Dataset records
----------
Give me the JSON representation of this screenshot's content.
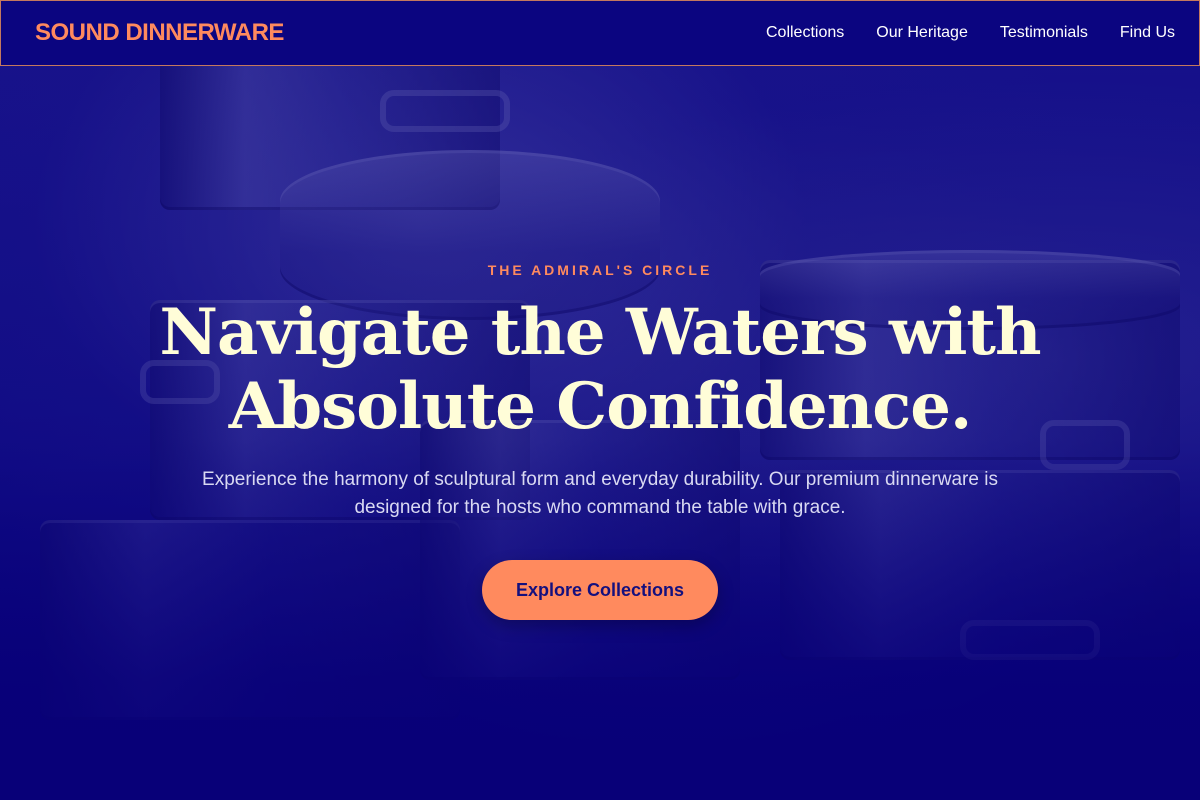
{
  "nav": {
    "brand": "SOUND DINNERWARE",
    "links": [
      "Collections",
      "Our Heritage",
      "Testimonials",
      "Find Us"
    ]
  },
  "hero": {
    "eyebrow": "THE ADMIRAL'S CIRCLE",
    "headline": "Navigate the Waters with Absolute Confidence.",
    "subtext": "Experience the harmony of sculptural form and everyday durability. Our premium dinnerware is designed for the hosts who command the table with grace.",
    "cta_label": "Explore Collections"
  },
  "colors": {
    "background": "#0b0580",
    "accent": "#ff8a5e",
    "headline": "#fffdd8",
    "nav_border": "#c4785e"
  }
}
----------
Print the complete listing exactly, apart from any pictures.

● WRITTEN SOLUTION:
Give me the JSON representation of this screenshot's content.
{
  "nav": {
    "brand": "SOUND DINNERWARE",
    "links": [
      "Collections",
      "Our Heritage",
      "Testimonials",
      "Find Us"
    ]
  },
  "hero": {
    "eyebrow": "THE ADMIRAL'S CIRCLE",
    "headline": "Navigate the Waters with Absolute Confidence.",
    "subtext": "Experience the harmony of sculptural form and everyday durability. Our premium dinnerware is designed for the hosts who command the table with grace.",
    "cta_label": "Explore Collections"
  },
  "colors": {
    "background": "#0b0580",
    "accent": "#ff8a5e",
    "headline": "#fffdd8",
    "nav_border": "#c4785e"
  }
}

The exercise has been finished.